§ **Task instructions**: Return every line below as is, leaving out the pictures.

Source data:
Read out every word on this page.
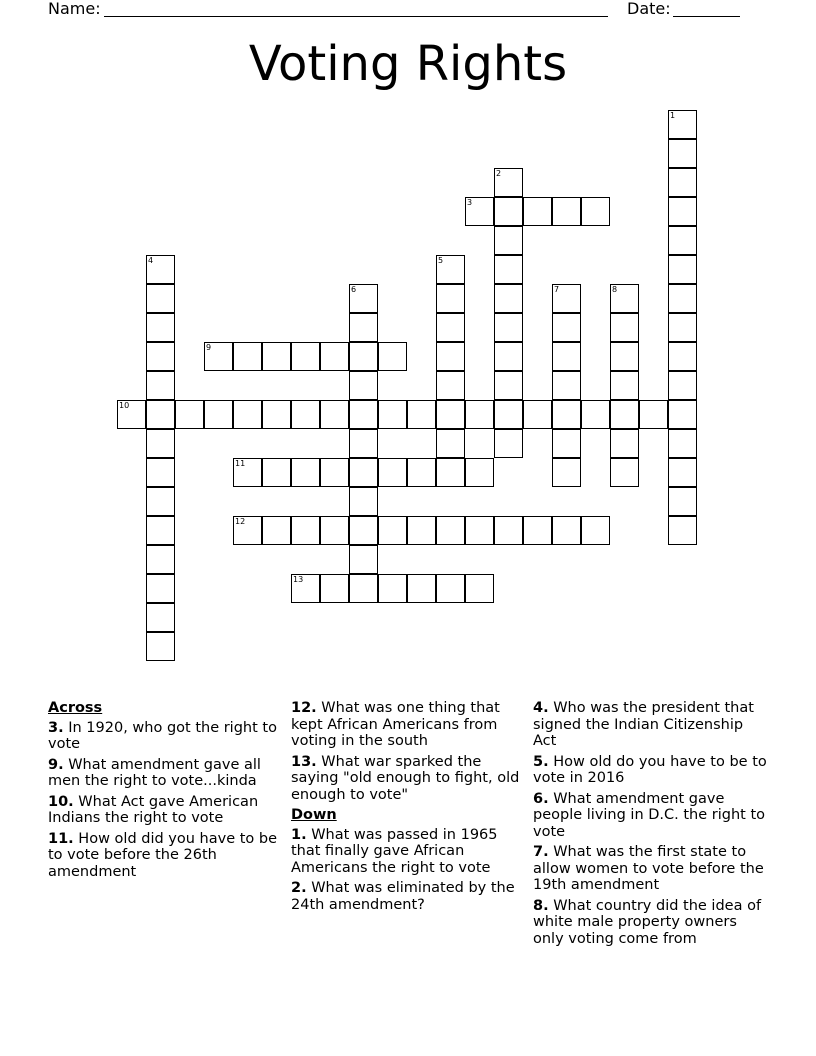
Name:	Date:
Voting Rights
1
2
3
4	5
6	7	8
9
10
11
12
13
Across
3. In 1920, who got the right to vote
9. What amendment gave all men the right to vote...kinda
10. What Act gave American Indians the right to vote
11. How old did you have to be to vote before the 26th amendment
12. What was one thing that kept African Americans from voting in the south
13. What war sparked the saying "old enough to fight, old enough to vote"
Down
1. What was passed in 1965 that finally gave African Americans the right to vote
2. What was eliminated by the 24th amendment?
4. Who was the president that signed the Indian Citizenship Act
5. How old do you have to be to vote in 2016
6. What amendment gave people living in D.C. the right to vote
7. What was the first state to allow women to vote before the 19th amendment
8. What country did the idea of white male property owners only voting come from
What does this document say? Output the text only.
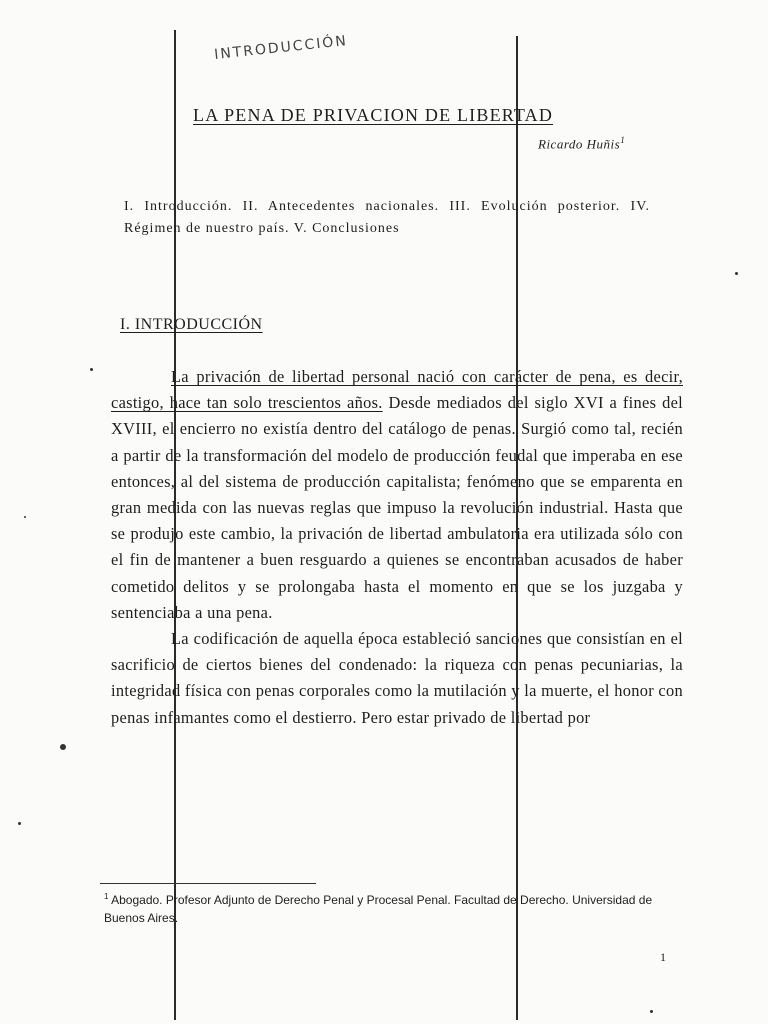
INTRODUCCIÓN
LA PENA DE PRIVACION DE LIBERTAD
Ricardo Huñis$^1$

I. Introducción. II. Antecedentes nacionales. III. Evolución posterior. IV. Régimen de nuestro país. V. Conclusiones

I. INTRODUCCIÓN

La privación de libertad personal nació con carácter de pena, es decir, castigo, hace tan solo trescientos años. Desde mediados del siglo XVI a fines del XVIII, el encierro no existía dentro del catálogo de penas. Surgió como tal, recién a partir de la transformación del modelo de producción feudal que imperaba en ese entonces, al del sistema de producción capitalista; fenómeno que se emparenta en gran medida con las nuevas reglas que impuso la revolución industrial. Hasta que se produjo este cambio, la privación de libertad ambulatoria era utilizada sólo con el fin de mantener a buen resguardo a quienes se encontraban acusados de haber cometido delitos y se prolongaba hasta el momento en que se los juzgaba y sentenciaba a una pena.

La codificación de aquella época estableció sanciones que consistían en el sacrificio de ciertos bienes del condenado: la riqueza con penas pecuniarias, la integridad física con penas corporales como la mutilación y la muerte, el honor con penas infamantes como el destierro. Pero estar privado de libertad por

$^1$ Abogado. Profesor Adjunto de Derecho Penal y Procesal Penal. Facultad de Derecho. Universidad de Buenos Aires.

1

§ **Exercise result**:
Read out every word on this page.
Name:	Date:
Voting Rights
1
2
3
4	5
6	7	8
9
10
11
12
13
Across
3. In 1920, who got the right to vote
9. What amendment gave all men the right to vote...kinda
10. What Act gave American Indians the right to vote
11. How old did you have to be to vote before the 26th amendment
12. What was one thing that kept African Americans from voting in the south
13. What war sparked the saying "old enough to fight, old enough to vote"
Down
1. What was passed in 1965 that finally gave African Americans the right to vote
2. What was eliminated by the 24th amendment?
4. Who was the president that signed the Indian Citizenship Act
5. How old do you have to be to vote in 2016
6. What amendment gave people living in D.C. the right to vote
7. What was the first state to allow women to vote before the 19th amendment
8. What country did the idea of white male property owners only voting come from
What does this document say? Output the text only.
INTRODUCCIÓN
LA PENA DE PRIVACION DE LIBERTAD
Ricardo Huñis$^1$

I. Introducción. II. Antecedentes nacionales. III. Evolución posterior. IV. Régimen de nuestro país. V. Conclusiones

I. INTRODUCCIÓN

La privación de libertad personal nació con carácter de pena, es decir, castigo, hace tan solo trescientos años. Desde mediados del siglo XVI a fines del XVIII, el encierro no existía dentro del catálogo de penas. Surgió como tal, recién a partir de la transformación del modelo de producción feudal que imperaba en ese entonces, al del sistema de producción capitalista; fenómeno que se emparenta en gran medida con las nuevas reglas que impuso la revolución industrial. Hasta que se produjo este cambio, la privación de libertad ambulatoria era utilizada sólo con el fin de mantener a buen resguardo a quienes se encontraban acusados de haber cometido delitos y se prolongaba hasta el momento en que se los juzgaba y sentenciaba a una pena.

La codificación de aquella época estableció sanciones que consistían en el sacrificio de ciertos bienes del condenado: la riqueza con penas pecuniarias, la integridad física con penas corporales como la mutilación y la muerte, el honor con penas infamantes como el destierro. Pero estar privado de libertad por

$^1$ Abogado. Profesor Adjunto de Derecho Penal y Procesal Penal. Facultad de Derecho. Universidad de Buenos Aires.

1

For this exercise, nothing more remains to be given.